Take the listing and print it in full, exactly as given.
# start of ENTRIES
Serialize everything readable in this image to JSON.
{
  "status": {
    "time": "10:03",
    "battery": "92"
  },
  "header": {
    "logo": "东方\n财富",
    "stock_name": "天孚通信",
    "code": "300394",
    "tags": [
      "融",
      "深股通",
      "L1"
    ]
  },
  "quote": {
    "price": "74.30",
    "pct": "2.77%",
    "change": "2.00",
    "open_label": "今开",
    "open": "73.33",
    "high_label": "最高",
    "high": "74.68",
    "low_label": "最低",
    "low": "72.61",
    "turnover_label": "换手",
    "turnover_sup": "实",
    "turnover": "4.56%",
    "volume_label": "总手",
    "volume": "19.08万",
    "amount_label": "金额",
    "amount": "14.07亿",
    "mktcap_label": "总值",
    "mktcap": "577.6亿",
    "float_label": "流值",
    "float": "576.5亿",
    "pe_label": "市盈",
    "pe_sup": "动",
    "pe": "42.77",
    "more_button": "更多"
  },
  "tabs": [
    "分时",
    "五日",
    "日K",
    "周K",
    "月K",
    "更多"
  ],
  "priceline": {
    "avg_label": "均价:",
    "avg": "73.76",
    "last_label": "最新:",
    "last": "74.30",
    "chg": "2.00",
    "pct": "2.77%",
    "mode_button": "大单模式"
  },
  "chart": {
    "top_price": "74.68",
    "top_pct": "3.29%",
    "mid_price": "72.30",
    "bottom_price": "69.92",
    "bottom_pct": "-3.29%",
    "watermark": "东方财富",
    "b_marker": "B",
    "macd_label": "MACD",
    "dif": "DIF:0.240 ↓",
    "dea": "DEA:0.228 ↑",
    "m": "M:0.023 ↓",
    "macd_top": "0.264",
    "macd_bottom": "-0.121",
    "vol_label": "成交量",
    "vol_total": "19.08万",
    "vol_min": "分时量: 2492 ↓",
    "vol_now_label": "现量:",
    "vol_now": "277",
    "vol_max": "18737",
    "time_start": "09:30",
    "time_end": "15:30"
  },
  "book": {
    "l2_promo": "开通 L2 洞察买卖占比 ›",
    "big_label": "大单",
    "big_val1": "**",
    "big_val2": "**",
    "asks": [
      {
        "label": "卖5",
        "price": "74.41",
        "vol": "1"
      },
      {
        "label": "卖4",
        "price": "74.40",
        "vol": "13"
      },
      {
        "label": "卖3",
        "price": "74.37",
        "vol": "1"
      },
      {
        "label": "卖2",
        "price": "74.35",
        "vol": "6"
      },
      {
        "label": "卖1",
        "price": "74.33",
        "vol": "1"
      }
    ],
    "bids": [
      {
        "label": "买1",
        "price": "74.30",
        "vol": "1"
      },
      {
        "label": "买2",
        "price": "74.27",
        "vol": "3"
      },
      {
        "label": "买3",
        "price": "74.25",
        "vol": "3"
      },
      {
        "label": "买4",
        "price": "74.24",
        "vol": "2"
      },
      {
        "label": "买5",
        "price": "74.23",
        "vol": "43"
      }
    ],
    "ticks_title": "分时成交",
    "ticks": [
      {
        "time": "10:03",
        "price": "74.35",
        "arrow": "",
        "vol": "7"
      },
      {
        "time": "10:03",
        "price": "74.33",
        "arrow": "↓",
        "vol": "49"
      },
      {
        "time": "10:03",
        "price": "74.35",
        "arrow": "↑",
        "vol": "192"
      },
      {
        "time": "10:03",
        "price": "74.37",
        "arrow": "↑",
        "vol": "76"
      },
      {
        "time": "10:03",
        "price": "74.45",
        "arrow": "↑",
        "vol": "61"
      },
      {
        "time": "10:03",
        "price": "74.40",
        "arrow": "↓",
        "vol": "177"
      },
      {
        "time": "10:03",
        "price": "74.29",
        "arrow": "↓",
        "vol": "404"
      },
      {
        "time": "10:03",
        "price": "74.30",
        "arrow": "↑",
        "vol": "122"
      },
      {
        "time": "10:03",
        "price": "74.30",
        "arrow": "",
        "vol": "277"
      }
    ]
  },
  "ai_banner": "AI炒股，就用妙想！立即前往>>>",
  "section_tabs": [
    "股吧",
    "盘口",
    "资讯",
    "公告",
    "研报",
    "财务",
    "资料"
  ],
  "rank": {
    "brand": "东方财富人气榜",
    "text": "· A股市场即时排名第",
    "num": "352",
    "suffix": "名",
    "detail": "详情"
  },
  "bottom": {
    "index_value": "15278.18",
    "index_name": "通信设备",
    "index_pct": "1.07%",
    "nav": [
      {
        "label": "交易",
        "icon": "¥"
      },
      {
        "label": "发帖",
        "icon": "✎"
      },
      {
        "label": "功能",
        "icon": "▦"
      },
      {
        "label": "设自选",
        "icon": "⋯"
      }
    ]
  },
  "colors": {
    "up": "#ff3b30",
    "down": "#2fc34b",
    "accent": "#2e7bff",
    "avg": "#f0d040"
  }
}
# end of ENTRIES
FULL OUTPUT |
Serialize everything readable in this image to JSON.
{
  "status": {
    "time": "10:03",
    "battery": "92"
  },
  "header": {
    "logo": "东方\n财富",
    "stock_name": "天孚通信",
    "code": "300394",
    "tags": [
      "融",
      "深股通",
      "L1"
    ]
  },
  "quote": {
    "price": "74.30",
    "pct": "2.77%",
    "change": "2.00",
    "open_label": "今开",
    "open": "73.33",
    "high_label": "最高",
    "high": "74.68",
    "low_label": "最低",
    "low": "72.61",
    "turnover_label": "换手",
    "turnover_sup": "实",
    "turnover": "4.56%",
    "volume_label": "总手",
    "volume": "19.08万",
    "amount_label": "金额",
    "amount": "14.07亿",
    "mktcap_label": "总值",
    "mktcap": "577.6亿",
    "float_label": "流值",
    "float": "576.5亿",
    "pe_label": "市盈",
    "pe_sup": "动",
    "pe": "42.77",
    "more_button": "更多"
  },
  "tabs": [
    "分时",
    "五日",
    "日K",
    "周K",
    "月K",
    "更多"
  ],
  "priceline": {
    "avg_label": "均价:",
    "avg": "73.76",
    "last_label": "最新:",
    "last": "74.30",
    "chg": "2.00",
    "pct": "2.77%",
    "mode_button": "大单模式"
  },
  "chart": {
    "top_price": "74.68",
    "top_pct": "3.29%",
    "mid_price": "72.30",
    "bottom_price": "69.92",
    "bottom_pct": "-3.29%",
    "watermark": "东方财富",
    "b_marker": "B",
    "macd_label": "MACD",
    "dif": "DIF:0.240 ↓",
    "dea": "DEA:0.228 ↑",
    "m": "M:0.023 ↓",
    "macd_top": "0.264",
    "macd_bottom": "-0.121",
    "vol_label": "成交量",
    "vol_total": "19.08万",
    "vol_min": "分时量: 2492 ↓",
    "vol_now_label": "现量:",
    "vol_now": "277",
    "vol_max": "18737",
    "time_start": "09:30",
    "time_end": "15:30"
  },
  "book": {
    "l2_promo": "开通 L2 洞察买卖占比 ›",
    "big_label": "大单",
    "big_val1": "**",
    "big_val2": "**",
    "asks": [
      {
        "label": "卖5",
        "price": "74.41",
        "vol": "1"
      },
      {
        "label": "卖4",
        "price": "74.40",
        "vol": "13"
      },
      {
        "label": "卖3",
        "price": "74.37",
        "vol": "1"
      },
      {
        "label": "卖2",
        "price": "74.35",
        "vol": "6"
      },
      {
        "label": "卖1",
        "price": "74.33",
        "vol": "1"
      }
    ],
    "bids": [
      {
        "label": "买1",
        "price": "74.30",
        "vol": "1"
      },
      {
        "label": "买2",
        "price": "74.27",
        "vol": "3"
      },
      {
        "label": "买3",
        "price": "74.25",
        "vol": "3"
      },
      {
        "label": "买4",
        "price": "74.24",
        "vol": "2"
      },
      {
        "label": "买5",
        "price": "74.23",
        "vol": "43"
      }
    ],
    "ticks_title": "分时成交",
    "ticks": [
      {
        "time": "10:03",
        "price": "74.35",
        "arrow": "",
        "vol": "7"
      },
      {
        "time": "10:03",
        "price": "74.33",
        "arrow": "↓",
        "vol": "49"
      },
      {
        "time": "10:03",
        "price": "74.35",
        "arrow": "↑",
        "vol": "192"
      },
      {
        "time": "10:03",
        "price": "74.37",
        "arrow": "↑",
        "vol": "76"
      },
      {
        "time": "10:03",
        "price": "74.45",
        "arrow": "↑",
        "vol": "61"
      },
      {
        "time": "10:03",
        "price": "74.40",
        "arrow": "↓",
        "vol": "177"
      },
      {
        "time": "10:03",
        "price": "74.29",
        "arrow": "↓",
        "vol": "404"
      },
      {
        "time": "10:03",
        "price": "74.30",
        "arrow": "↑",
        "vol": "122"
      },
      {
        "time": "10:03",
        "price": "74.30",
        "arrow": "",
        "vol": "277"
      }
    ]
  },
  "ai_banner": "AI炒股，就用妙想！立即前往>>>",
  "section_tabs": [
    "股吧",
    "盘口",
    "资讯",
    "公告",
    "研报",
    "财务",
    "资料"
  ],
  "rank": {
    "brand": "东方财富人气榜",
    "text": "· A股市场即时排名第",
    "num": "352",
    "suffix": "名",
    "detail": "详情"
  },
  "bottom": {
    "index_value": "15278.18",
    "index_name": "通信设备",
    "index_pct": "1.07%",
    "nav": [
      {
        "label": "交易",
        "icon": "¥"
      },
      {
        "label": "发帖",
        "icon": "✎"
      },
      {
        "label": "功能",
        "icon": "▦"
      },
      {
        "label": "设自选",
        "icon": "⋯"
      }
    ]
  },
  "colors": {
    "up": "#ff3b30",
    "down": "#2fc34b",
    "accent": "#2e7bff",
    "avg": "#f0d040"
  }
}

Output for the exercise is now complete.